* SHORT PROBLEM
Using the listing below, retype only the lines from the line with "Transcribe this image's" through the end, both ends included, and exclude the pictures.

* RECORD EXTRACTS

----

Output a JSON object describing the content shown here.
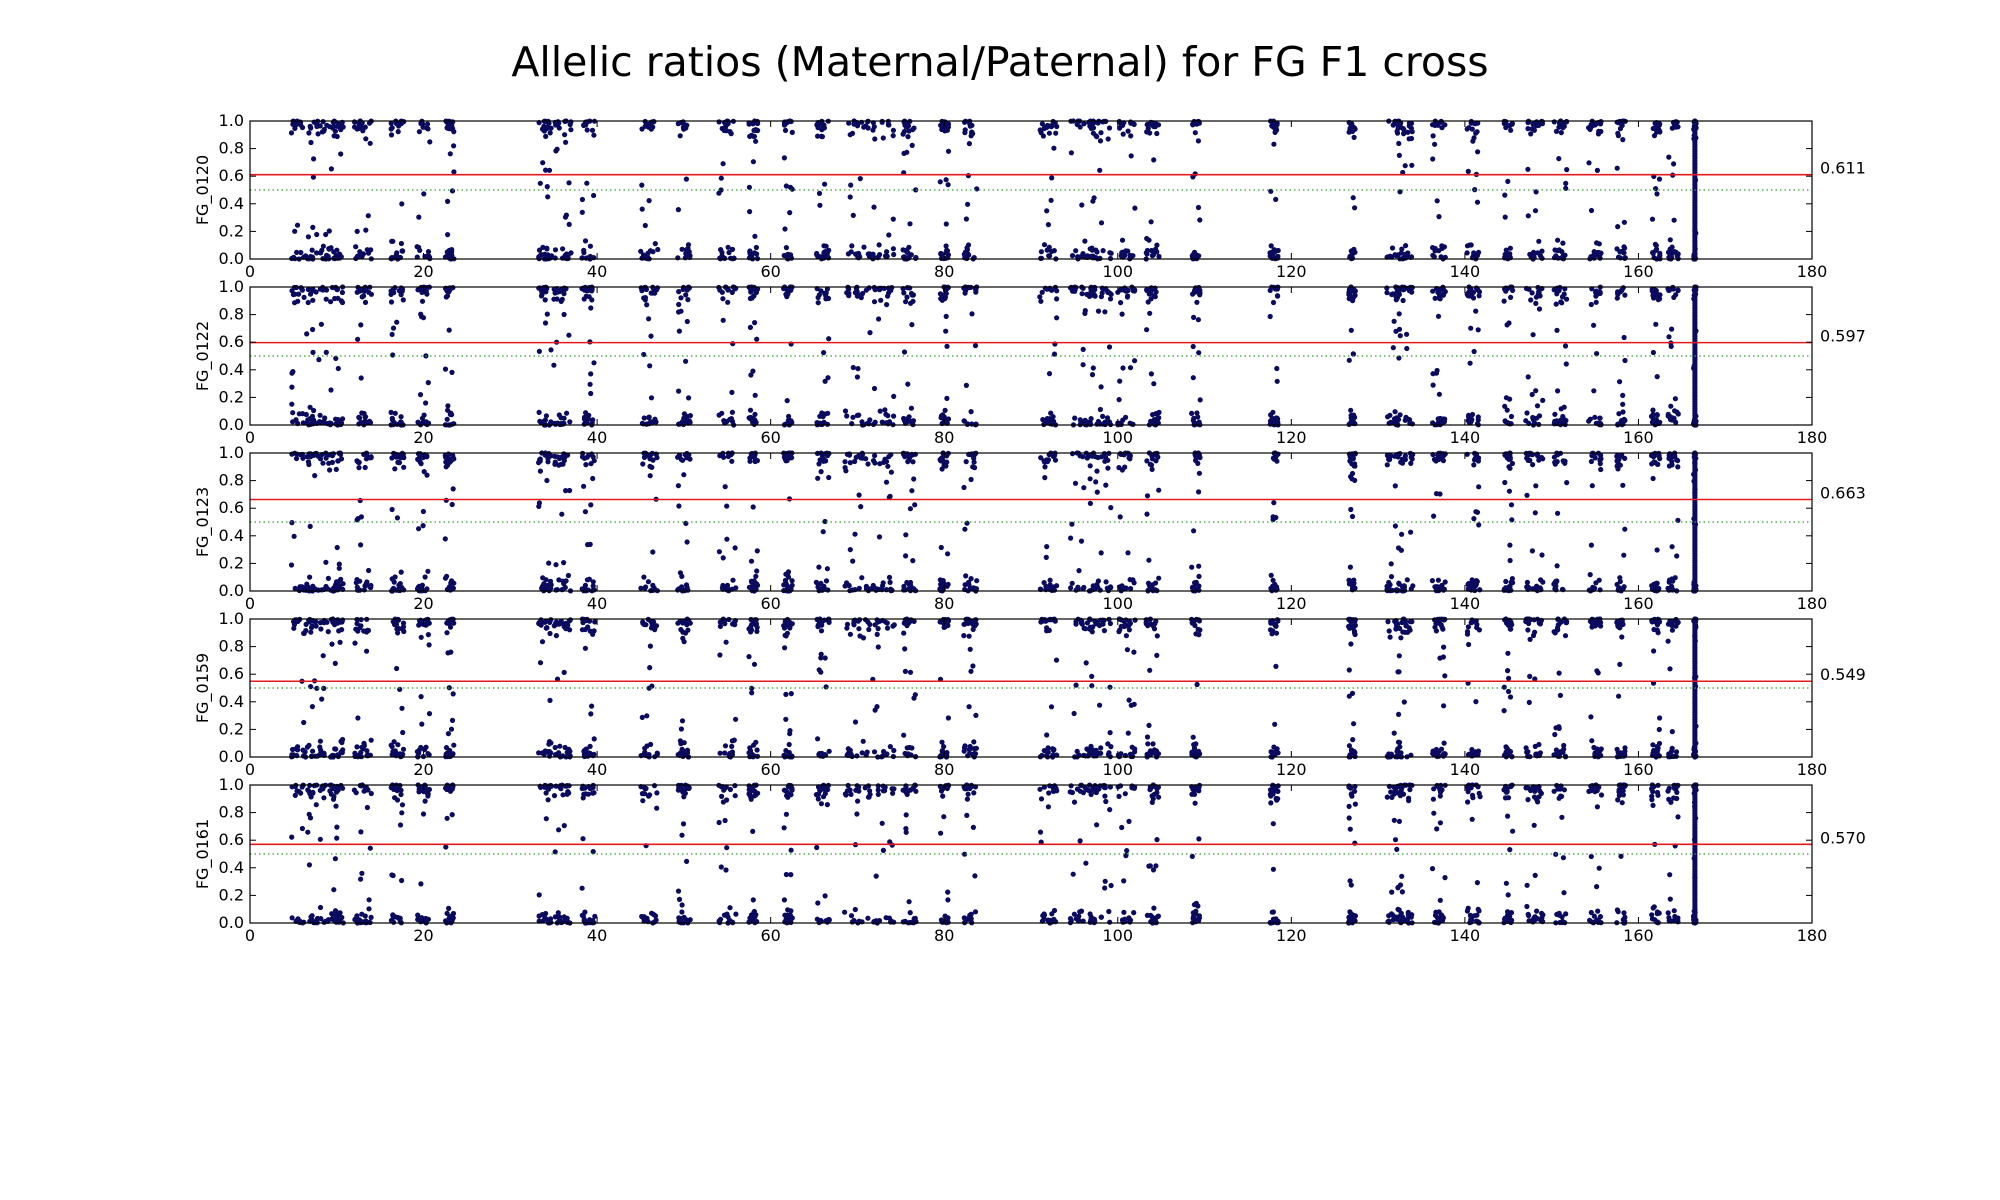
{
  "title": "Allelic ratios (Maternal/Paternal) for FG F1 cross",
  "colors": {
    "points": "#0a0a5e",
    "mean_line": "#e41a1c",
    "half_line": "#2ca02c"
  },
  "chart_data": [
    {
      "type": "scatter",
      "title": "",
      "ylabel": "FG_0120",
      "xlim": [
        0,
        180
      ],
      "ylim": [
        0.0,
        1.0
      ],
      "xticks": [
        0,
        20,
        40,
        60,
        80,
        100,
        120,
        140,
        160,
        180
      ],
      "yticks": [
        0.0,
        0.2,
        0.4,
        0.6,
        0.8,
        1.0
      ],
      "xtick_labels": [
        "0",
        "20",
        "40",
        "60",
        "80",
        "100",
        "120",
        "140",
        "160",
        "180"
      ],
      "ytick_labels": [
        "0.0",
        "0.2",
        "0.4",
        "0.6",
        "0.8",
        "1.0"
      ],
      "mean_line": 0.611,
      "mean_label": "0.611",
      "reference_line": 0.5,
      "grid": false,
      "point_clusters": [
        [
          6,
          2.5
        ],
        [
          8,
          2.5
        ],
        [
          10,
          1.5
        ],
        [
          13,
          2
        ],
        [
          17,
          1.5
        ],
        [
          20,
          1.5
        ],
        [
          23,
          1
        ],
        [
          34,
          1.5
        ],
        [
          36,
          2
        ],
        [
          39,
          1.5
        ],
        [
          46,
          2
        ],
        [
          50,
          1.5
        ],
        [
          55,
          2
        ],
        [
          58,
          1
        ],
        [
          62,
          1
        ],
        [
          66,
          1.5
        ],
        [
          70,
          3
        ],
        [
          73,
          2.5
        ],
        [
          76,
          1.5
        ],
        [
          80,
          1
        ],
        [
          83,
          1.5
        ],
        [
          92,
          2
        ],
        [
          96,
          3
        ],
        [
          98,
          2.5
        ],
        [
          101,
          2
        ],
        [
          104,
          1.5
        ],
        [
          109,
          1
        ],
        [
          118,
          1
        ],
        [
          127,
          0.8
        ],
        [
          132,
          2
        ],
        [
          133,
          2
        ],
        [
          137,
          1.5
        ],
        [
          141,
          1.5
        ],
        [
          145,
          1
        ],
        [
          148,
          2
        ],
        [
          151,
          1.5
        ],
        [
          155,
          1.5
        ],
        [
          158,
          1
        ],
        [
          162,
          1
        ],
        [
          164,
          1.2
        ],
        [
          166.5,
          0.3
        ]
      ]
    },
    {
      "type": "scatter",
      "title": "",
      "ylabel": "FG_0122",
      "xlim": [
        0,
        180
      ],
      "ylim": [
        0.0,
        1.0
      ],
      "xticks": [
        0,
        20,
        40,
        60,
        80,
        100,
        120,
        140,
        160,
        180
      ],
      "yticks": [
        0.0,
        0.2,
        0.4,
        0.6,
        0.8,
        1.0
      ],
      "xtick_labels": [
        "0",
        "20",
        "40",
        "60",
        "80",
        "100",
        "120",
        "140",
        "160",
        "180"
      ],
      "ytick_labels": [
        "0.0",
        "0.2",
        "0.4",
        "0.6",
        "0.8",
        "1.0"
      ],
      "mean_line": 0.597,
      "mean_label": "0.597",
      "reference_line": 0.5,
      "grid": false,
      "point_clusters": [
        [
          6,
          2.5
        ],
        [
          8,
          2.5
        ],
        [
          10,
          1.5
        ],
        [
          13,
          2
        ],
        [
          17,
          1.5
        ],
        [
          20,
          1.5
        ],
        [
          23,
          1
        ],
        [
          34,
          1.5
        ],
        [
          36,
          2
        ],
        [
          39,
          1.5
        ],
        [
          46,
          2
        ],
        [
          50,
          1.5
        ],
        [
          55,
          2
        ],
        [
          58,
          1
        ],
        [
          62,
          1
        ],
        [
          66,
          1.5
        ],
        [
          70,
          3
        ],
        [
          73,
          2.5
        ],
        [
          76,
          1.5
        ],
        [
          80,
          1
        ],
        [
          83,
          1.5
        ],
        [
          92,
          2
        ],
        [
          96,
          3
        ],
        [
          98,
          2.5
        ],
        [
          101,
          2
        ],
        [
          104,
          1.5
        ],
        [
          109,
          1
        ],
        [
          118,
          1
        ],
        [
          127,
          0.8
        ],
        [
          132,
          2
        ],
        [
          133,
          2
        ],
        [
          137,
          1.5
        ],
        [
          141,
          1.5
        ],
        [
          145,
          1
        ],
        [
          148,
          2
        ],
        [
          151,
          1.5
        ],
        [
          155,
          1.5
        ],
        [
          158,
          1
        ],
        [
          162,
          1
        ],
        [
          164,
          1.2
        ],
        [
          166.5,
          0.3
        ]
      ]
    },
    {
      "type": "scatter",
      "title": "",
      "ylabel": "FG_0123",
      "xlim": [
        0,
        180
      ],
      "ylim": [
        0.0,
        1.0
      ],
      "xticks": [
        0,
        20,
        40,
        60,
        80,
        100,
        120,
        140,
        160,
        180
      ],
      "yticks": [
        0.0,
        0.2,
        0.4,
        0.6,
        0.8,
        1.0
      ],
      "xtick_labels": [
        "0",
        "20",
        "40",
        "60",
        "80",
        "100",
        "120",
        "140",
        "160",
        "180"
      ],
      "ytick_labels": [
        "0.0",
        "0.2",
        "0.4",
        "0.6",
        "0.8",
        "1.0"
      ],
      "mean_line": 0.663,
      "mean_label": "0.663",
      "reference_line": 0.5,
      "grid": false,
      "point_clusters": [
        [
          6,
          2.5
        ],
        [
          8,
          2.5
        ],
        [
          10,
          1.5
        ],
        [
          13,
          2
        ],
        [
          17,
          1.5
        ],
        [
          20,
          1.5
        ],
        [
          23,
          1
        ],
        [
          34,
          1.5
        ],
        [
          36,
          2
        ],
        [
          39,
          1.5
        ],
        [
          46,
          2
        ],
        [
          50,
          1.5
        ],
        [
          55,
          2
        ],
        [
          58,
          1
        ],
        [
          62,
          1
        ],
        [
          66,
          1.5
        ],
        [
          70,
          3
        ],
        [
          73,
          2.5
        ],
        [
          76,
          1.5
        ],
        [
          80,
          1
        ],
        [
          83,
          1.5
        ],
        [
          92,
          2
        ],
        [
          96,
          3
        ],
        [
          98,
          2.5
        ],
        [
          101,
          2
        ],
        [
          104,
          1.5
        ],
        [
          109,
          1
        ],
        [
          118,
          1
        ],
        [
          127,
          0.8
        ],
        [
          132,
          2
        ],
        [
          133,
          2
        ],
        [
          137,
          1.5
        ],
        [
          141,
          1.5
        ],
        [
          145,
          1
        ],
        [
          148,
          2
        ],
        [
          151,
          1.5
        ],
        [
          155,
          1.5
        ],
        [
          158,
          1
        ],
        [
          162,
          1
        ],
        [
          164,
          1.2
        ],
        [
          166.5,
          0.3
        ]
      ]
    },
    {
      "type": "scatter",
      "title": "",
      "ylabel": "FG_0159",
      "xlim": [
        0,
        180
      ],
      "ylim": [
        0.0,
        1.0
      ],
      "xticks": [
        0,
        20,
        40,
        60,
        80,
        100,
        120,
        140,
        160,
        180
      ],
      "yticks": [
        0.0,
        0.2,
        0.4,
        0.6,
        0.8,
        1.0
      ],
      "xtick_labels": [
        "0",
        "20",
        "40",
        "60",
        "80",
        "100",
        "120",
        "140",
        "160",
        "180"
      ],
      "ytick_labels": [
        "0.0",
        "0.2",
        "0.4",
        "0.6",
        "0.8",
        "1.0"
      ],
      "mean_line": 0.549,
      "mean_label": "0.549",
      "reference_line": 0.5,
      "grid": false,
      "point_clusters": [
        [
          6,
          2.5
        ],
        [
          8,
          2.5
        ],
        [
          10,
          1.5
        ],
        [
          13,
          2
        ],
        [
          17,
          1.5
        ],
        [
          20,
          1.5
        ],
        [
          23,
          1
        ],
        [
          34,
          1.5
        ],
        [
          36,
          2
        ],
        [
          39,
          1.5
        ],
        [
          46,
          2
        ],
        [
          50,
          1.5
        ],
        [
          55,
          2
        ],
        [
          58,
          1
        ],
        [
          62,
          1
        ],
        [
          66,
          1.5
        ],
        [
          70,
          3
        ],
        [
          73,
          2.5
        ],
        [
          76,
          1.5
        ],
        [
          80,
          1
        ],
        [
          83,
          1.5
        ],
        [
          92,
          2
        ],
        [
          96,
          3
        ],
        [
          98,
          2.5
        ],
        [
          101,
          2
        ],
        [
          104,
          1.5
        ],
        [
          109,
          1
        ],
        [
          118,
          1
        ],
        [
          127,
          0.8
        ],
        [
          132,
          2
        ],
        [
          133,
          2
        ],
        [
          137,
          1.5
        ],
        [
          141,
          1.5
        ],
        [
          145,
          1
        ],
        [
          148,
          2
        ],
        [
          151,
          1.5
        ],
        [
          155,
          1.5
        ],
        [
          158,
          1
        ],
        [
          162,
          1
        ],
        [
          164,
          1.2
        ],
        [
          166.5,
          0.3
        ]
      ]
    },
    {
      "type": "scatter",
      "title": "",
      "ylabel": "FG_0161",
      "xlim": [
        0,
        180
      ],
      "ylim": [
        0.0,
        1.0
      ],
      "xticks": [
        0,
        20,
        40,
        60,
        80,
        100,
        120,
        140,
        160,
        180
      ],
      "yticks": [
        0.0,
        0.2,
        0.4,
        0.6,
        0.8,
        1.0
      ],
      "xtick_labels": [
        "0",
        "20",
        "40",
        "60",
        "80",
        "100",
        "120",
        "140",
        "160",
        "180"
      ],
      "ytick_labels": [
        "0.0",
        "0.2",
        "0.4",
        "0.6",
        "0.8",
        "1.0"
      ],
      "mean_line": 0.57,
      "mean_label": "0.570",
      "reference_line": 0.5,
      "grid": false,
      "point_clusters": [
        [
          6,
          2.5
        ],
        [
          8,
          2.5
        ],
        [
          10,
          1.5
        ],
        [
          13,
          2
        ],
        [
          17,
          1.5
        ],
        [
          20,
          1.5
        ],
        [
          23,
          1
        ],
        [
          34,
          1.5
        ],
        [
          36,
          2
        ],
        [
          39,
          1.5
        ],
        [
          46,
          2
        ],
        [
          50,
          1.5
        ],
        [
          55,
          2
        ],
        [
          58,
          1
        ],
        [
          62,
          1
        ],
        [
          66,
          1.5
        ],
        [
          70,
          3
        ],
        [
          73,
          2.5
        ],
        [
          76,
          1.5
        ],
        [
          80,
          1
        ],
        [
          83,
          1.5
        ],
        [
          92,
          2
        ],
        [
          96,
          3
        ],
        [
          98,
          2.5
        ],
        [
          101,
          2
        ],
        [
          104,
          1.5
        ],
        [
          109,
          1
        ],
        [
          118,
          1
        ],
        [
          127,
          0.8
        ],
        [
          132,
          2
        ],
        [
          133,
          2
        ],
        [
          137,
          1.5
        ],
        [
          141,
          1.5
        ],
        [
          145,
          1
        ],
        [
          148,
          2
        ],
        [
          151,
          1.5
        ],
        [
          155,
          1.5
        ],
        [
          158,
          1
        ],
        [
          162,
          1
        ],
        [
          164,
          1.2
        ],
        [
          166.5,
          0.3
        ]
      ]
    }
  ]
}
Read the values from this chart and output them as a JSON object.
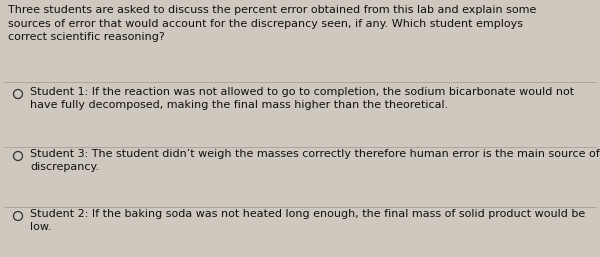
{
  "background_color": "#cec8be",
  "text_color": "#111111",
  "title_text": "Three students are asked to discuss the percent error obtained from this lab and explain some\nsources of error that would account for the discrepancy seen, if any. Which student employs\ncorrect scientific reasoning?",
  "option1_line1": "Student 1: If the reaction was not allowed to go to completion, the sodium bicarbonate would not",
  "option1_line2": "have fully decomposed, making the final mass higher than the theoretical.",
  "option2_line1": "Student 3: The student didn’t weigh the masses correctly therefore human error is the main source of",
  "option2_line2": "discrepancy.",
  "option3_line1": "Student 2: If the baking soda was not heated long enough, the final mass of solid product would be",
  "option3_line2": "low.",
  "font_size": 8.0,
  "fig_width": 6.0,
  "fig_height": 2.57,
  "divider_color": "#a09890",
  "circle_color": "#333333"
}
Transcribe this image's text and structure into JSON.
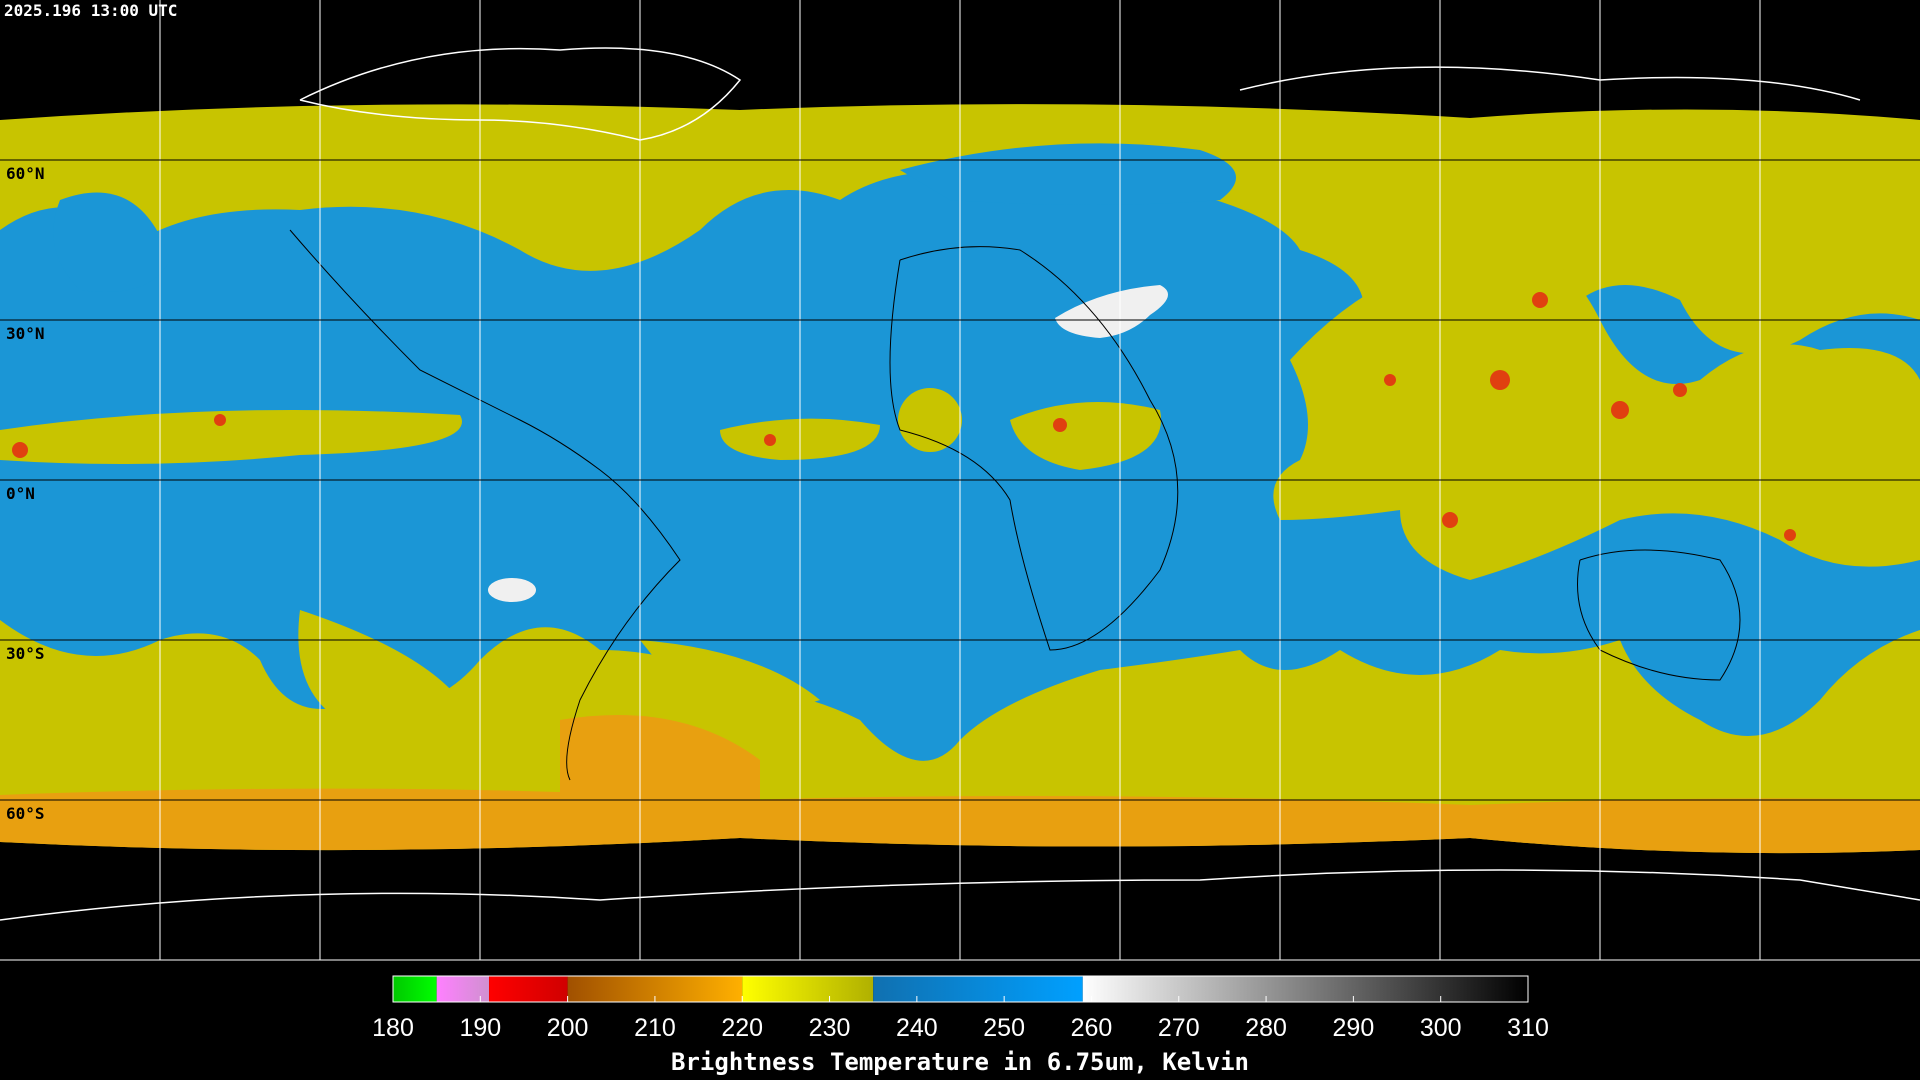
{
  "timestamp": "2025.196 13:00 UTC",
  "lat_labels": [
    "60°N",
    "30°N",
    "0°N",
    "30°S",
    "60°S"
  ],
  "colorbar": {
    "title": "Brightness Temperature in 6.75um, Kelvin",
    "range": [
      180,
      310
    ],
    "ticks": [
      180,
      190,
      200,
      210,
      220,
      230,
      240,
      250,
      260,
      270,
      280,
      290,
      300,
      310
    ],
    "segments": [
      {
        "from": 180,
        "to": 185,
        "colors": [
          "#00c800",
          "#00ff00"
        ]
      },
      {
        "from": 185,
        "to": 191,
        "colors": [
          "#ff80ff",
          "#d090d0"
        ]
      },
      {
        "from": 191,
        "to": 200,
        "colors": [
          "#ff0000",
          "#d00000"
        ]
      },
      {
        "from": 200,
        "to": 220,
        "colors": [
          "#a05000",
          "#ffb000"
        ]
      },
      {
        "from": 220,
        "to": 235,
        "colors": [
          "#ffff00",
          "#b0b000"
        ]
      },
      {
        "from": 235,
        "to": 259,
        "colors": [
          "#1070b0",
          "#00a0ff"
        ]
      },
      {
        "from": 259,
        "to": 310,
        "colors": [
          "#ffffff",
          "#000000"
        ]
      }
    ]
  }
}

----

* ANSWER
Transcribe this image's text and structure into JSON.
{
  "timestamp": "2025.196 13:00 UTC",
  "lat_labels": [
    "60°N",
    "30°N",
    "0°N",
    "30°S",
    "60°S"
  ],
  "colorbar": {
    "title": "Brightness Temperature in 6.75um, Kelvin",
    "range": [
      180,
      310
    ],
    "ticks": [
      180,
      190,
      200,
      210,
      220,
      230,
      240,
      250,
      260,
      270,
      280,
      290,
      300,
      310
    ],
    "segments": [
      {
        "from": 180,
        "to": 185,
        "colors": [
          "#00c800",
          "#00ff00"
        ]
      },
      {
        "from": 185,
        "to": 191,
        "colors": [
          "#ff80ff",
          "#d090d0"
        ]
      },
      {
        "from": 191,
        "to": 200,
        "colors": [
          "#ff0000",
          "#d00000"
        ]
      },
      {
        "from": 200,
        "to": 220,
        "colors": [
          "#a05000",
          "#ffb000"
        ]
      },
      {
        "from": 220,
        "to": 235,
        "colors": [
          "#ffff00",
          "#b0b000"
        ]
      },
      {
        "from": 235,
        "to": 259,
        "colors": [
          "#1070b0",
          "#00a0ff"
        ]
      },
      {
        "from": 259,
        "to": 310,
        "colors": [
          "#ffffff",
          "#000000"
        ]
      }
    ]
  }
}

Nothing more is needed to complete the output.